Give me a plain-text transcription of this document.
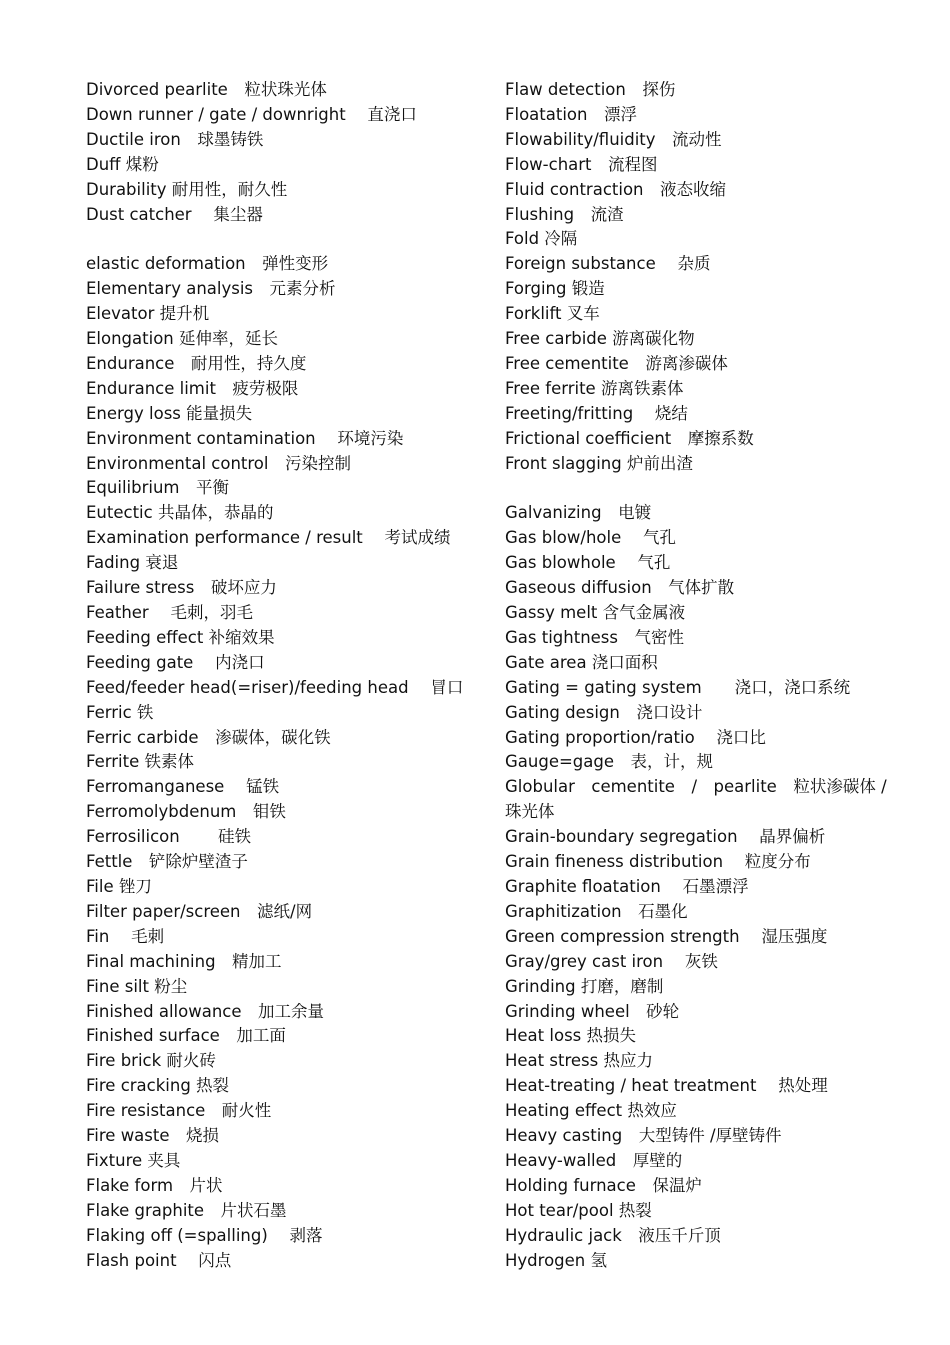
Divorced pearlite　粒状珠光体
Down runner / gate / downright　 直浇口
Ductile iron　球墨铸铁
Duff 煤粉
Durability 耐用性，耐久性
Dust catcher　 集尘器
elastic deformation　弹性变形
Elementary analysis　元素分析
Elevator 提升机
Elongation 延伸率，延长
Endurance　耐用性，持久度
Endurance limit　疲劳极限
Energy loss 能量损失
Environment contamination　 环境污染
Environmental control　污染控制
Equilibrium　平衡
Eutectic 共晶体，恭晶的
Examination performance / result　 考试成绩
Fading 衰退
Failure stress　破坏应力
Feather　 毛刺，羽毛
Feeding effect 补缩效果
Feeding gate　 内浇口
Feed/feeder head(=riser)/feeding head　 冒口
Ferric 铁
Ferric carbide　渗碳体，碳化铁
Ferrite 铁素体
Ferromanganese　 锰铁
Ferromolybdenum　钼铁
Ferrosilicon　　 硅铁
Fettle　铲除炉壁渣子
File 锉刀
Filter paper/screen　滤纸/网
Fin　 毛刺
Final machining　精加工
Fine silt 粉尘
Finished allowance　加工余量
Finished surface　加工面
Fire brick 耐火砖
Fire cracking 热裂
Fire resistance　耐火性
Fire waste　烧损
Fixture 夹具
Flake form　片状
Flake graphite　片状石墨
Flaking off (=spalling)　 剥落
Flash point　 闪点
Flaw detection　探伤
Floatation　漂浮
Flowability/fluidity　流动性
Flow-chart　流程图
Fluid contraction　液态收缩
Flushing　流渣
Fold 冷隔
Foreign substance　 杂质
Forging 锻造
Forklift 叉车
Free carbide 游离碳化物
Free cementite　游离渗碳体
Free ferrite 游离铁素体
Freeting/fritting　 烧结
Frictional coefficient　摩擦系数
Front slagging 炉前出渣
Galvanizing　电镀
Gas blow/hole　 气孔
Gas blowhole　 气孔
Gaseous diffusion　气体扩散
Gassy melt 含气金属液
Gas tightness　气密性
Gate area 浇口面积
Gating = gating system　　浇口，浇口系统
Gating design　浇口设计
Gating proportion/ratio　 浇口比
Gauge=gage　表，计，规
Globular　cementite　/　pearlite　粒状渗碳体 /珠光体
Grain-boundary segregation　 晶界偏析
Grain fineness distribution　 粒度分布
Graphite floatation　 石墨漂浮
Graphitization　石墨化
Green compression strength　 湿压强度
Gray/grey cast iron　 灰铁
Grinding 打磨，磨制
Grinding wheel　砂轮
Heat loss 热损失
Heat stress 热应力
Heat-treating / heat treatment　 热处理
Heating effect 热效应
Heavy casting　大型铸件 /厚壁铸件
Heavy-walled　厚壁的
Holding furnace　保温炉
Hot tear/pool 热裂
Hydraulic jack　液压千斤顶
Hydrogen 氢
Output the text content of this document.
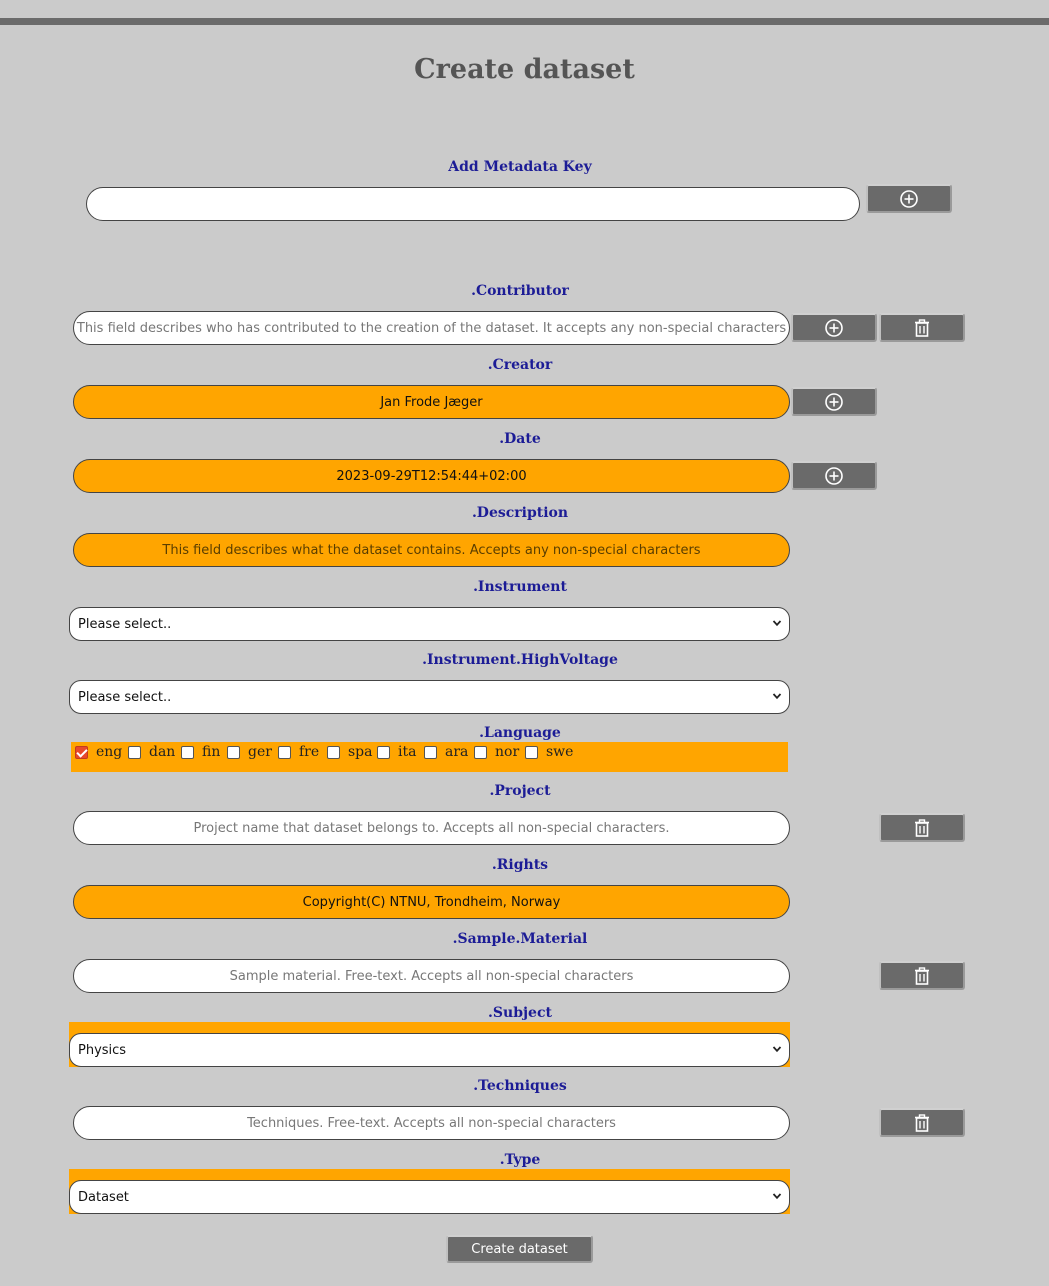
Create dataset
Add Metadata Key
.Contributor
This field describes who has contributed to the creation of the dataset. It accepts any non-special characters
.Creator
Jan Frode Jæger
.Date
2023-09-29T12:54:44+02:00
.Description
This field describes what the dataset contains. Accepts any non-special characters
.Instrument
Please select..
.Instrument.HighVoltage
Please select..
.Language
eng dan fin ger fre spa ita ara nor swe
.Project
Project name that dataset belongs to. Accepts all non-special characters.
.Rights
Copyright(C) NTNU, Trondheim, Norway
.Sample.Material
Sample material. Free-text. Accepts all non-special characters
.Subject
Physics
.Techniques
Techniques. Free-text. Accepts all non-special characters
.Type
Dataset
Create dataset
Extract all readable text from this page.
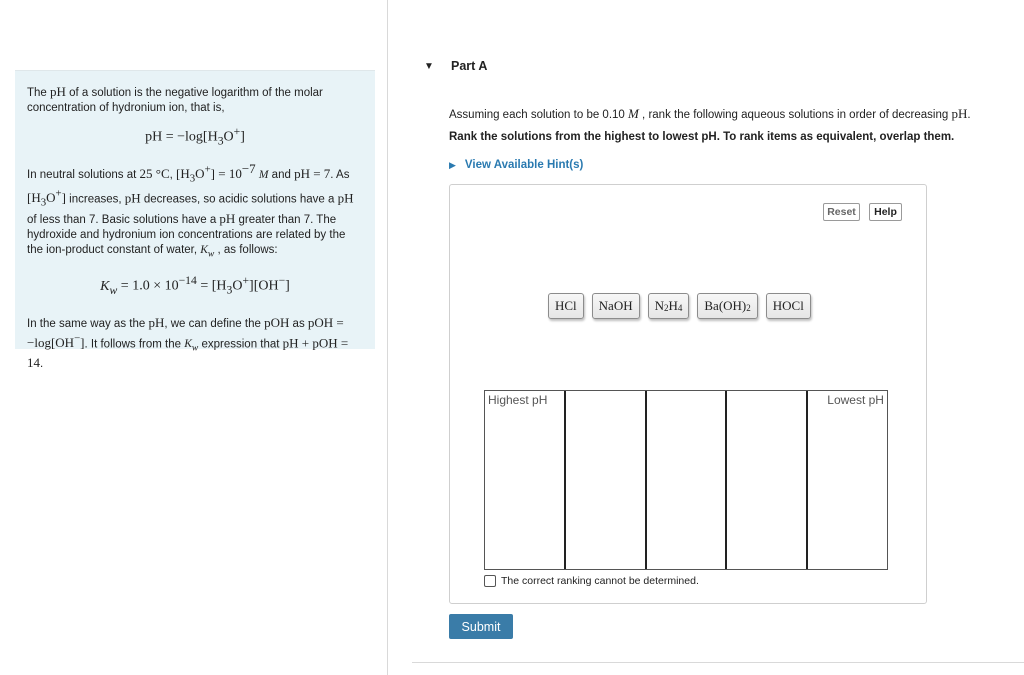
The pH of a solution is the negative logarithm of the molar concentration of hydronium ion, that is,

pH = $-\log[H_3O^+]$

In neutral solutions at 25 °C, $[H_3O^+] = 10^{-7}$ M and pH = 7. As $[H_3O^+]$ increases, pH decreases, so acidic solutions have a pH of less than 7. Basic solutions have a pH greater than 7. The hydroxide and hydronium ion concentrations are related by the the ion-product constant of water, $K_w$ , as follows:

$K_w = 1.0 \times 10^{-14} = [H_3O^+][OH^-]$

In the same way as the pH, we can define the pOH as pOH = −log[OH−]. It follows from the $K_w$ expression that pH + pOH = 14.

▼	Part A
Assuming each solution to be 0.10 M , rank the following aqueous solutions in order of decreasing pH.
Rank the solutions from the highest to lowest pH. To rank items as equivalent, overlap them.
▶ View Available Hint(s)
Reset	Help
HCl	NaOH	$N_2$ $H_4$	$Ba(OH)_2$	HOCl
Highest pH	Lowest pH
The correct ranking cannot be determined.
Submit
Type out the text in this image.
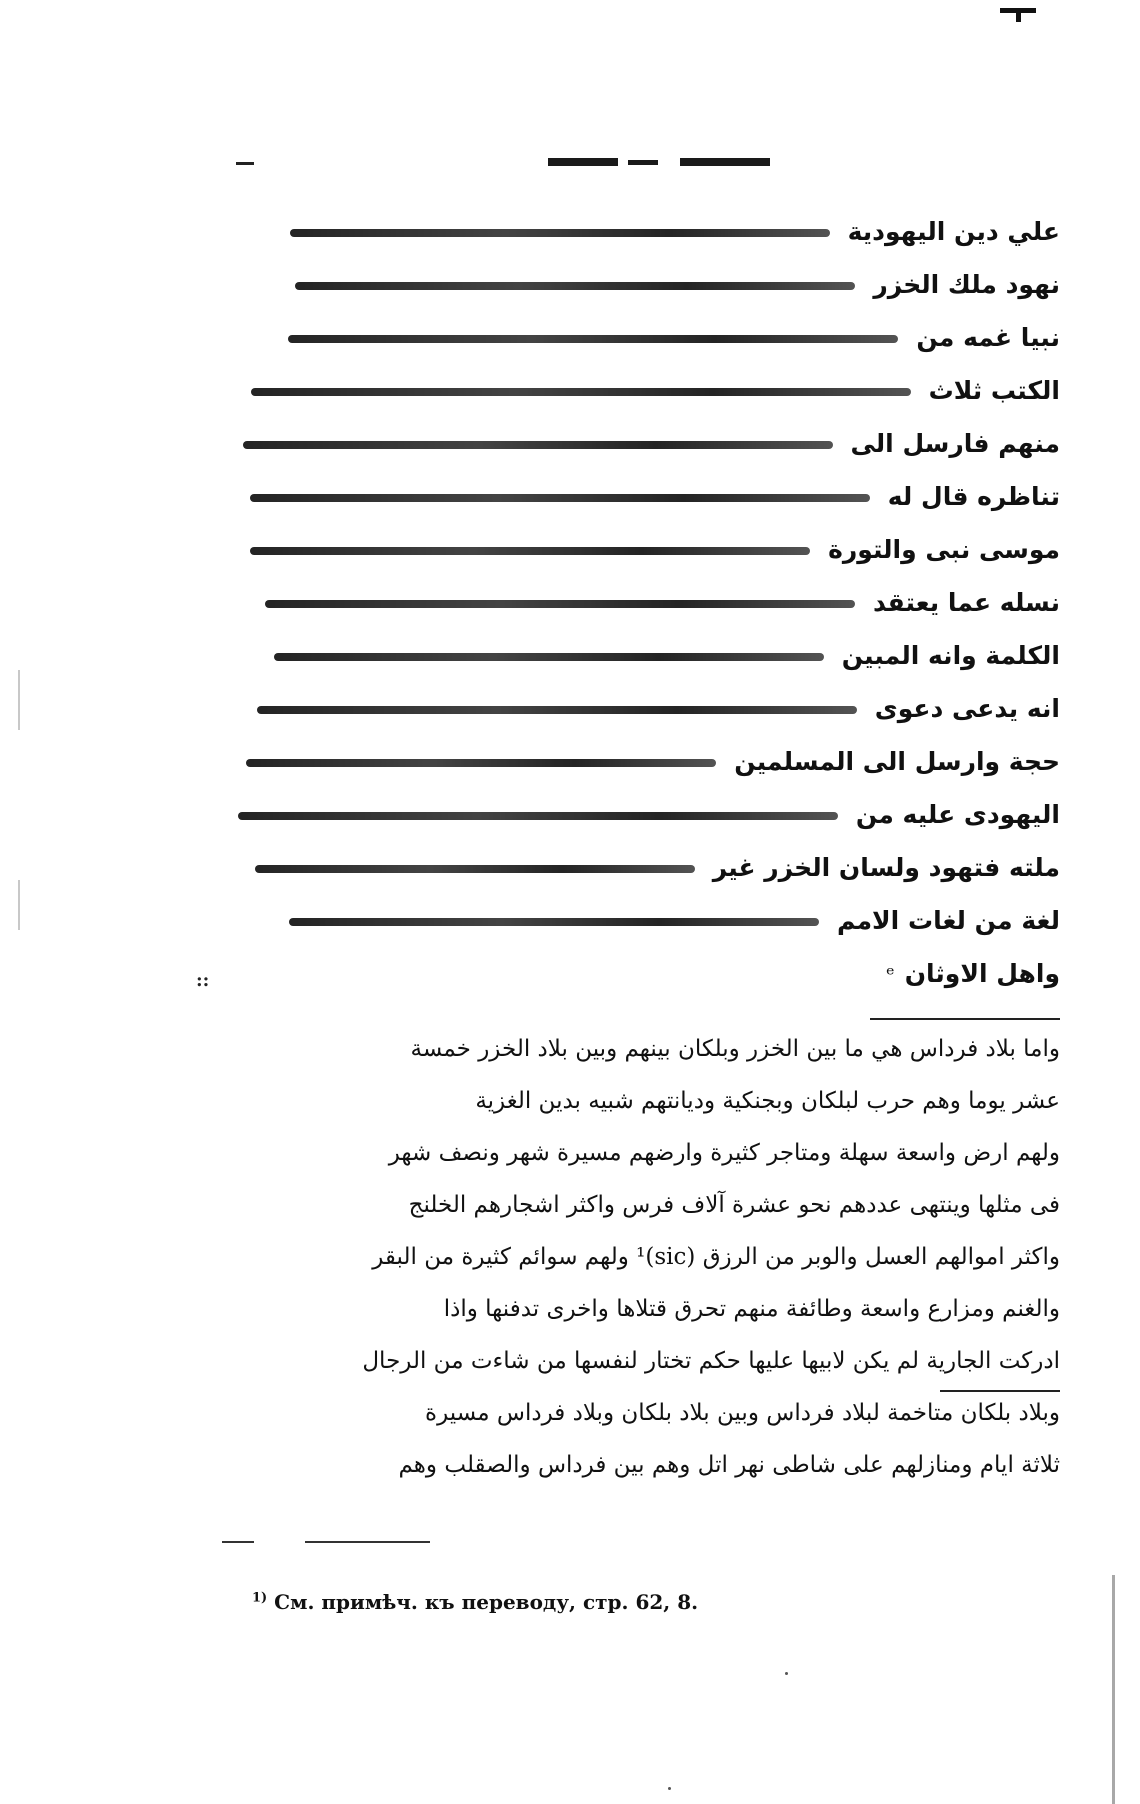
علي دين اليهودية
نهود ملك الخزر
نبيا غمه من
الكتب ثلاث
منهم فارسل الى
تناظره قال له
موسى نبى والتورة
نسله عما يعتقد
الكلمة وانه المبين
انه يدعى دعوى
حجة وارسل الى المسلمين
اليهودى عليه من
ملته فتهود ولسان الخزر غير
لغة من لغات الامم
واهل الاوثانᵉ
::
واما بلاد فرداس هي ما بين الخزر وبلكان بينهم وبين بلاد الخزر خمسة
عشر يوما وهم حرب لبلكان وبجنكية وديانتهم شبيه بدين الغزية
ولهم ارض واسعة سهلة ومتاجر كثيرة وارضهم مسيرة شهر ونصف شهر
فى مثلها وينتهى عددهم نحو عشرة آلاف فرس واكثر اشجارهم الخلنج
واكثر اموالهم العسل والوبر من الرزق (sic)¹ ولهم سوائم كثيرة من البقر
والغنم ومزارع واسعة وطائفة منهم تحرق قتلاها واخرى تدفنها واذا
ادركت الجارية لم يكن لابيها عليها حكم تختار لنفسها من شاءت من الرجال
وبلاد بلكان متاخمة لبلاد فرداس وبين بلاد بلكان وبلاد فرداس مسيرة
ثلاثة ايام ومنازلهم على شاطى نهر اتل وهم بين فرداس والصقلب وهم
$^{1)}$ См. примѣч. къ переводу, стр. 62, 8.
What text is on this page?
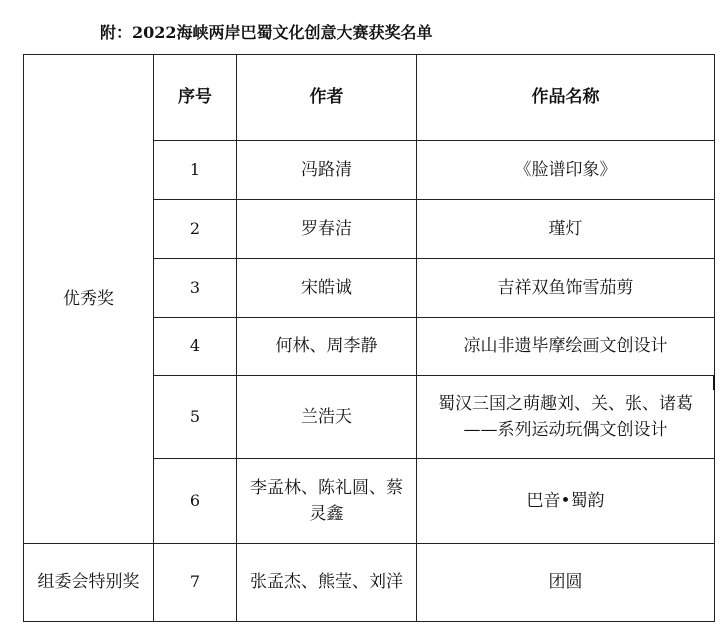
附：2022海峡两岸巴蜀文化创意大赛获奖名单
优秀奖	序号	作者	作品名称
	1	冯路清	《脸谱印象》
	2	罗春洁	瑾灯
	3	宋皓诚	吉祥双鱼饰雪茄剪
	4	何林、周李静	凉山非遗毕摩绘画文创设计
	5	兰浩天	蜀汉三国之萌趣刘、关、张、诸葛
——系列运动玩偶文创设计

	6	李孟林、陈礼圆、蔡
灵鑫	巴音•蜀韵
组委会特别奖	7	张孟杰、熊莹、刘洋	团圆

Your task:
Replicate the material above verbatim; images stay out of the copy.

Result for this exercise:
Give me a plain-text transcription of this document.
Divorced pearlite　粒状珠光体
Down runner / gate / downright　 直浇口
Ductile iron　球墨铸铁
Duff 煤粉
Durability 耐用性，耐久性
Dust catcher　 集尘器
elastic deformation　弹性变形
Elementary analysis　元素分析
Elevator 提升机
Elongation 延伸率，延长
Endurance　耐用性，持久度
Endurance limit　疲劳极限
Energy loss 能量损失
Environment contamination　 环境污染
Environmental control　污染控制
Equilibrium　平衡
Eutectic 共晶体，恭晶的
Examination performance / result　 考试成绩
Fading 衰退
Failure stress　破坏应力
Feather　 毛刺，羽毛
Feeding effect 补缩效果
Feeding gate　 内浇口
Feed/feeder head(=riser)/feeding head　 冒口
Ferric 铁
Ferric carbide　渗碳体，碳化铁
Ferrite 铁素体
Ferromanganese　 锰铁
Ferromolybdenum　钼铁
Ferrosilicon　　 硅铁
Fettle　铲除炉壁渣子
File 锉刀
Filter paper/screen　滤纸/网
Fin　 毛刺
Final machining　精加工
Fine silt 粉尘
Finished allowance　加工余量
Finished surface　加工面
Fire brick 耐火砖
Fire cracking 热裂
Fire resistance　耐火性
Fire waste　烧损
Fixture 夹具
Flake form　片状
Flake graphite　片状石墨
Flaking off (=spalling)　 剥落
Flash point　 闪点
Flaw detection　探伤
Floatation　漂浮
Flowability/fluidity　流动性
Flow-chart　流程图
Fluid contraction　液态收缩
Flushing　流渣
Fold 冷隔
Foreign substance　 杂质
Forging 锻造
Forklift 叉车
Free carbide 游离碳化物
Free cementite　游离渗碳体
Free ferrite 游离铁素体
Freeting/fritting　 烧结
Frictional coefficient　摩擦系数
Front slagging 炉前出渣
Galvanizing　电镀
Gas blow/hole　 气孔
Gas blowhole　 气孔
Gaseous diffusion　气体扩散
Gassy melt 含气金属液
Gas tightness　气密性
Gate area 浇口面积
Gating = gating system　　浇口，浇口系统
Gating design　浇口设计
Gating proportion/ratio　 浇口比
Gauge=gage　表，计，规
Globular　cementite　/　pearlite　粒状渗碳体 /珠光体
Grain-boundary segregation　 晶界偏析
Grain fineness distribution　 粒度分布
Graphite floatation　 石墨漂浮
Graphitization　石墨化
Green compression strength　 湿压强度
Gray/grey cast iron　 灰铁
Grinding 打磨，磨制
Grinding wheel　砂轮
Heat loss 热损失
Heat stress 热应力
Heat-treating / heat treatment　 热处理
Heating effect 热效应
Heavy casting　大型铸件 /厚壁铸件
Heavy-walled　厚壁的
Holding furnace　保温炉
Hot tear/pool 热裂
Hydraulic jack　液压千斤顶
Hydrogen 氢
Output the text content of this document.
Create dataset
Add Metadata Key
.Contributor
This field describes who has contributed to the creation of the dataset. It accepts any non-special characters
.Creator
Jan Frode Jæger
.Date
2023-09-29T12:54:44+02:00
.Description
This field describes what the dataset contains. Accepts any non-special characters
.Instrument
Please select..
.Instrument.HighVoltage
Please select..
.Language
eng dan fin ger fre spa ita ara nor swe
.Project
Project name that dataset belongs to. Accepts all non-special characters.
.Rights
Copyright(C) NTNU, Trondheim, Norway
.Sample.Material
Sample material. Free-text. Accepts all non-special characters
.Subject
Physics
.Techniques
Techniques. Free-text. Accepts all non-special characters
.Type
Dataset
Create dataset
Extract all readable text from this page.
The pH of a solution is the negative logarithm of the molar concentration of hydronium ion, that is,

pH = $-\log[H_3O^+]$

In neutral solutions at 25 °C, $[H_3O^+] = 10^{-7}$ M and pH = 7. As $[H_3O^+]$ increases, pH decreases, so acidic solutions have a pH of less than 7. Basic solutions have a pH greater than 7. The hydroxide and hydronium ion concentrations are related by the the ion-product constant of water, $K_w$ , as follows:

$K_w = 1.0 \times 10^{-14} = [H_3O^+][OH^-]$

In the same way as the pH, we can define the pOH as pOH = −log[OH−]. It follows from the $K_w$ expression that pH + pOH = 14.

▼	Part A
Assuming each solution to be 0.10 M , rank the following aqueous solutions in order of decreasing pH.
Rank the solutions from the highest to lowest pH. To rank items as equivalent, overlap them.
▶ View Available Hint(s)
Reset	Help
HCl	NaOH	$N_2$ $H_4$	$Ba(OH)_2$	HOCl
Highest pH	Lowest pH
The correct ranking cannot be determined.
Submit
Type out the text in this image.
علي دين اليهودية
نهود ملك الخزر
نبيا غمه من
الكتب ثلاث
منهم فارسل الى
تناظره قال له
موسى نبى والتورة
نسله عما يعتقد
الكلمة وانه المبين
انه يدعى دعوى
حجة وارسل الى المسلمين
اليهودى عليه من
ملته فتهود ولسان الخزر غير
لغة من لغات الامم
واهل الاوثانᵉ
::
واما بلاد فرداس هي ما بين الخزر وبلكان بينهم وبين بلاد الخزر خمسة
عشر يوما وهم حرب لبلكان وبجنكية وديانتهم شبيه بدين الغزية
ولهم ارض واسعة سهلة ومتاجر كثيرة وارضهم مسيرة شهر ونصف شهر
فى مثلها وينتهى عددهم نحو عشرة آلاف فرس واكثر اشجارهم الخلنج
واكثر اموالهم العسل والوبر من الرزق (sic)¹ ولهم سوائم كثيرة من البقر
والغنم ومزارع واسعة وطائفة منهم تحرق قتلاها واخرى تدفنها واذا
ادركت الجارية لم يكن لابيها عليها حكم تختار لنفسها من شاءت من الرجال
وبلاد بلكان متاخمة لبلاد فرداس وبين بلاد بلكان وبلاد فرداس مسيرة
ثلاثة ايام ومنازلهم على شاطى نهر اتل وهم بين فرداس والصقلب وهم
$^{1)}$ См. примѣч. къ переводу, стр. 62, 8.
What text is on this page?
附：2022海峡两岸巴蜀文化创意大赛获奖名单
优秀奖	序号	作者	作品名称
	1	冯路清	《脸谱印象》
	2	罗春洁	瑾灯
	3	宋皓诚	吉祥双鱼饰雪茄剪
	4	何林、周李静	凉山非遗毕摩绘画文创设计
	5	兰浩天	蜀汉三国之萌趣刘、关、张、诸葛
——系列运动玩偶文创设计

	6	李孟林、陈礼圆、蔡
灵鑫	巴音•蜀韵
组委会特别奖	7	张孟杰、熊莹、刘洋	团圆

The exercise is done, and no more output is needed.